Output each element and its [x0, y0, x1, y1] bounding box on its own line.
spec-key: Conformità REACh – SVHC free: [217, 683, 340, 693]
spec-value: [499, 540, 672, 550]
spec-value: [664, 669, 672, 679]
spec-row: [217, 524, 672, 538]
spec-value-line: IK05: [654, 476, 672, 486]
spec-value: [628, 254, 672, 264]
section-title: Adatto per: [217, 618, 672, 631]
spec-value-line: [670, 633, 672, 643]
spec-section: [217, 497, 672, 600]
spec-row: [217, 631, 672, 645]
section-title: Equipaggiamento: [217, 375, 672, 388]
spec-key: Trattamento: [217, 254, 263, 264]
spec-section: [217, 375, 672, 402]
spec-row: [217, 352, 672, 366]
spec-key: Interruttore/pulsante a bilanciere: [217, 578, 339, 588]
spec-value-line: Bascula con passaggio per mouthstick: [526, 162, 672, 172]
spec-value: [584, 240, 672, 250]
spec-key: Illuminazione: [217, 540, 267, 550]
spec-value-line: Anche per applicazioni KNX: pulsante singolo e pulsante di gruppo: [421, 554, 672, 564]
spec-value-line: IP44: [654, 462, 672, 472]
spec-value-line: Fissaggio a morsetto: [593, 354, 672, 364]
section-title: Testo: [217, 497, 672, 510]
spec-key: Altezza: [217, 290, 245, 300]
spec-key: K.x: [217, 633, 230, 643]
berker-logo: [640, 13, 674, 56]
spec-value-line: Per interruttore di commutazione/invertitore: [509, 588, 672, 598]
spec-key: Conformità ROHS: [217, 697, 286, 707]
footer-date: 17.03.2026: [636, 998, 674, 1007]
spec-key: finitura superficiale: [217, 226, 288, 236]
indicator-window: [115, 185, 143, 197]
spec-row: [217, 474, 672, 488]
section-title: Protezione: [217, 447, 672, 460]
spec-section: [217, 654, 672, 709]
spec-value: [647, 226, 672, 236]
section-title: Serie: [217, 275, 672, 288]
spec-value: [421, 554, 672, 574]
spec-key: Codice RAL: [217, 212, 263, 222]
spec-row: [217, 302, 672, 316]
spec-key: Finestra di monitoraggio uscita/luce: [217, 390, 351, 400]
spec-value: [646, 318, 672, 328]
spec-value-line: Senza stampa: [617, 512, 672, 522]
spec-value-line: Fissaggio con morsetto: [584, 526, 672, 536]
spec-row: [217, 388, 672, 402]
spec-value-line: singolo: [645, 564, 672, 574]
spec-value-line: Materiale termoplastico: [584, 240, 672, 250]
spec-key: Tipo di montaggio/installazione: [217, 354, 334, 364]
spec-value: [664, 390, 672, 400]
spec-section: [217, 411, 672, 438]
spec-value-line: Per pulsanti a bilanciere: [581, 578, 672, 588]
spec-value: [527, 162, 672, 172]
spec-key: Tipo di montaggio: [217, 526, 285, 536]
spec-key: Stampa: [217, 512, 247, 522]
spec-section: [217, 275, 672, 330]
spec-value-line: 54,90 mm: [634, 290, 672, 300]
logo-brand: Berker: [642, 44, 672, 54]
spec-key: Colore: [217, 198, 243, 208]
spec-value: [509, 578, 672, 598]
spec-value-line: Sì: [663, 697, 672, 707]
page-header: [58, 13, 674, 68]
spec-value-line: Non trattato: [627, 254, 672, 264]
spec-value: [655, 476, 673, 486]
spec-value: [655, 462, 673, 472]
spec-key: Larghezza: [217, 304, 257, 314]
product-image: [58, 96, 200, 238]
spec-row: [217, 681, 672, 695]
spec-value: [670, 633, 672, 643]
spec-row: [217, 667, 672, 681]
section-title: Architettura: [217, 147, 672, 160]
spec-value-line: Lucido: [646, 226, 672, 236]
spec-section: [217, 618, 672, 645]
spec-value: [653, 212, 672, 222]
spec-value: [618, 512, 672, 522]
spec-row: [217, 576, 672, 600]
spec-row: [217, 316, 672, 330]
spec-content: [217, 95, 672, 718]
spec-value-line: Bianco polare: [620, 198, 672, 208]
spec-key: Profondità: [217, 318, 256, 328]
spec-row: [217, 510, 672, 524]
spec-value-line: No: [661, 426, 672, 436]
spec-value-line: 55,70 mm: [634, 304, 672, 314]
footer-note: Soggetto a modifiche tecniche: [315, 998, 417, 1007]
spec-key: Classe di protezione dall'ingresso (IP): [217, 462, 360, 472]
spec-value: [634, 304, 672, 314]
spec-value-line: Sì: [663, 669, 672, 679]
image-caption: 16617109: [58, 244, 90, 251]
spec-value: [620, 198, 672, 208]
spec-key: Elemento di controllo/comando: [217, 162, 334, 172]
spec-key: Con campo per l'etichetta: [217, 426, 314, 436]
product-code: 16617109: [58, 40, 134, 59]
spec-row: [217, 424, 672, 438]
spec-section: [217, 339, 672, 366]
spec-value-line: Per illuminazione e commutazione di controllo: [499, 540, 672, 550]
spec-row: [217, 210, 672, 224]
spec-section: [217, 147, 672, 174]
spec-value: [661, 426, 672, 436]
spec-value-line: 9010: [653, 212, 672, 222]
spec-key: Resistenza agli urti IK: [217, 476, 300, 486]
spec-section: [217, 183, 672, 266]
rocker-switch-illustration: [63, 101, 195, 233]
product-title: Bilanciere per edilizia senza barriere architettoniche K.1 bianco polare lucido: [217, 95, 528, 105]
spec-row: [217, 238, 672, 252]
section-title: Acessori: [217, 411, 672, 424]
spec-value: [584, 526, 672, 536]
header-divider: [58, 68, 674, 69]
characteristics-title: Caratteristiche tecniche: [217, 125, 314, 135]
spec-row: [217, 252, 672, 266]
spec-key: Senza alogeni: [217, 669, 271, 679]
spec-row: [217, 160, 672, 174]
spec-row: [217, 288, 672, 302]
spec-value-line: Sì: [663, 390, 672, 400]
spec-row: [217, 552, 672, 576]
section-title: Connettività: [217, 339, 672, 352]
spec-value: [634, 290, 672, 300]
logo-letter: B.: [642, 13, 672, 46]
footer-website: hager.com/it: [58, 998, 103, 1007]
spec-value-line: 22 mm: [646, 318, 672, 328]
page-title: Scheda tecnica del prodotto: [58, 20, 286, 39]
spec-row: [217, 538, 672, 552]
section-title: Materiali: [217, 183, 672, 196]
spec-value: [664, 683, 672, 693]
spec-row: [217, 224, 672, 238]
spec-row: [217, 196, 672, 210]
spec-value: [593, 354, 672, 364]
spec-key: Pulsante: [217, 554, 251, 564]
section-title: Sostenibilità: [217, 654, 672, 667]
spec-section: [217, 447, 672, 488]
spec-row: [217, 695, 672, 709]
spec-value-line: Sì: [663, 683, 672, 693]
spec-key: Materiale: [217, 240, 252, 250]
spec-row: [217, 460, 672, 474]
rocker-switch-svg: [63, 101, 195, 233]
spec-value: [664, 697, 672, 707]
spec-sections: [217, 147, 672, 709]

◆ ◆ ◆ ◆

_Exercise prompt_: Please format the listing, from its first line up to and including the line with "spec-key: finitura superficiale: [217, 226, 288, 236]", as a JSON list of strings with one string per line, leaving out blank lines.

_Result for this exercise_:
[
  "Output each element and its [x0, y0, x1, y1] bounding box on its own line.",
  "spec-key: Conformità REACh – SVHC free: [217, 683, 340, 693]",
  "spec-value: [499, 540, 672, 550]",
  "spec-value: [664, 669, 672, 679]",
  "spec-row: [217, 524, 672, 538]",
  "spec-value-line: IK05: [654, 476, 672, 486]",
  "spec-value: [628, 254, 672, 264]",
  "section-title: Adatto per: [217, 618, 672, 631]",
  "spec-value-line: [670, 633, 672, 643]",
  "spec-section: [217, 497, 672, 600]",
  "spec-row: [217, 631, 672, 645]",
  "section-title: Equipaggiamento: [217, 375, 672, 388]",
  "spec-key: Trattamento: [217, 254, 263, 264]",
  "spec-section: [217, 375, 672, 402]",
  "spec-row: [217, 352, 672, 366]",
  "spec-key: Interruttore/pulsante a bilanciere: [217, 578, 339, 588]",
  "spec-value-line: Bascula con passaggio per mouthstick: [526, 162, 672, 172]",
  "spec-value: [584, 240, 672, 250]",
  "spec-key: Illuminazione: [217, 540, 267, 550]",
  "spec-value-line: Anche per applicazioni KNX: pulsante singolo e pulsante di gruppo: [421, 554, 672, 564]",
  "spec-value-line: IP44: [654, 462, 672, 472]",
  "spec-value-line: Fissaggio a morsetto: [593, 354, 672, 364]",
  "section-title: Testo: [217, 497, 672, 510]",
  "spec-key: Altezza: [217, 290, 245, 300]",
  "spec-key: K.x: [217, 633, 230, 643]",
  "berker-logo: [640, 13, 674, 56]",
  "spec-value-line: Per interruttore di commutazione/invertitore: [509, 588, 672, 598]",
  "spec-key: Conformità ROHS: [217, 697, 286, 707]",
  "footer-date: 17.03.2026: [636, 998, 674, 1007]",
  "spec-key: finitura superficiale: [217, 226, 288, 236]"
]